**Exercise description**
Identify every line containing the word "скважина" and reproduce each one.

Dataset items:
▬▬▬
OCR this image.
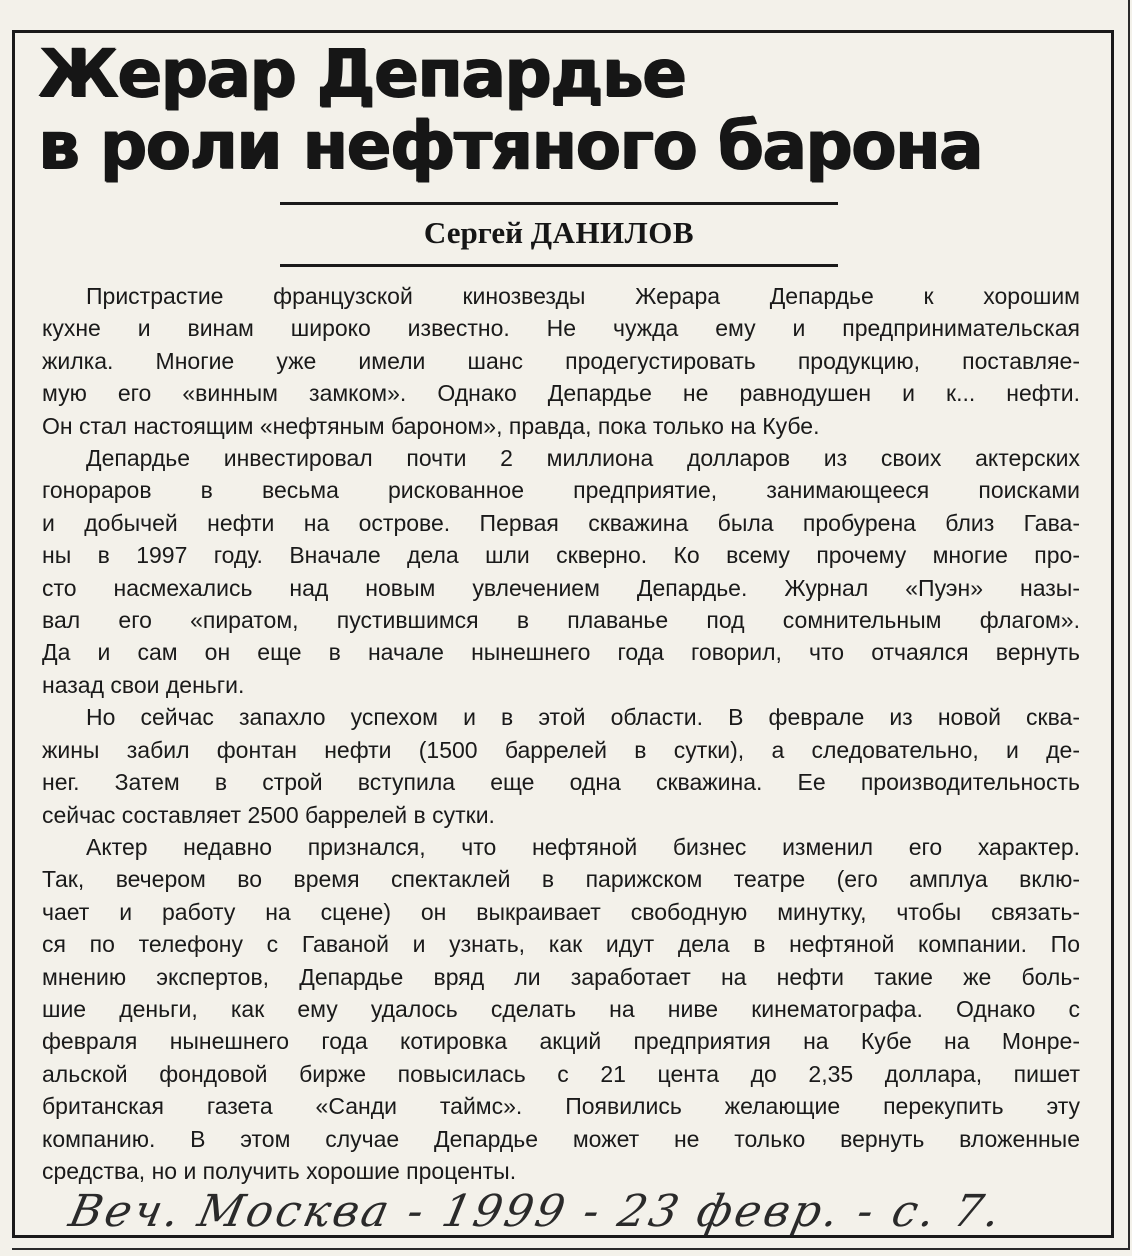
Жерар Депардье
в роли нефтяного барона
Сергей ДАНИЛОВ

Пристрастие французской кинозвезды Жерара Депардье к хорошим
кухне и винам широко известно. Не чужда ему и предпринимательская
жилка. Многие уже имели шанс продегустировать продукцию, поставляе-
мую его «винным замком». Однако Депардье не равнодушен и к... нефти.
Он стал настоящим «нефтяным бароном», правда, пока только на Кубе.

Депардье инвестировал почти 2 миллиона долларов из своих актерских
гонораров в весьма рискованное предприятие, занимающееся поисками
и добычей нефти на острове. Первая скважина была пробурена близ Гава-
ны в 1997 году. Вначале дела шли скверно. Ко всему прочему многие про-
сто насмехались над новым увлечением Депардье. Журнал «Пуэн» назы-
вал его «пиратом, пустившимся в плаванье под сомнительным флагом».
Да и сам он еще в начале нынешнего года говорил, что отчаялся вернуть
назад свои деньги.

Но сейчас запахло успехом и в этой области. В феврале из новой сква-
жины забил фонтан нефти (1500 баррелей в сутки), а следовательно, и де-
нег. Затем в строй вступила еще одна скважина. Ее производительность
сейчас составляет 2500 баррелей в сутки.

Актер недавно признался, что нефтяной бизнес изменил его характер.
Так, вечером во время спектаклей в парижском театре (его амплуа вклю-
чает и работу на сцене) он выкраивает свободную минутку, чтобы связать-
ся по телефону с Гаваной и узнать, как идут дела в нефтяной компании. По
мнению экспертов, Депардье вряд ли заработает на нефти такие же боль-
шие деньги, как ему удалось сделать на ниве кинематографа. Однако с
февраля нынешнего года котировка акций предприятия на Кубе на Монре-
альской фондовой бирже повысилась с 21 цента до 2,35 доллара, пишет
британская газета «Санди таймс». Появились желающие перекупить эту
компанию. В этом случае Депардье может не только вернуть вложенные
средства, но и получить хорошие проценты.

Веч. Москва - 1999 - 23 февр. - с. 7.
▬▬▬
**Response for this exercise**
и добычей нефти на острове. Первая скважина была пробурена близ Гава-
нег. Затем в строй вступила еще одна скважина. Ее производительность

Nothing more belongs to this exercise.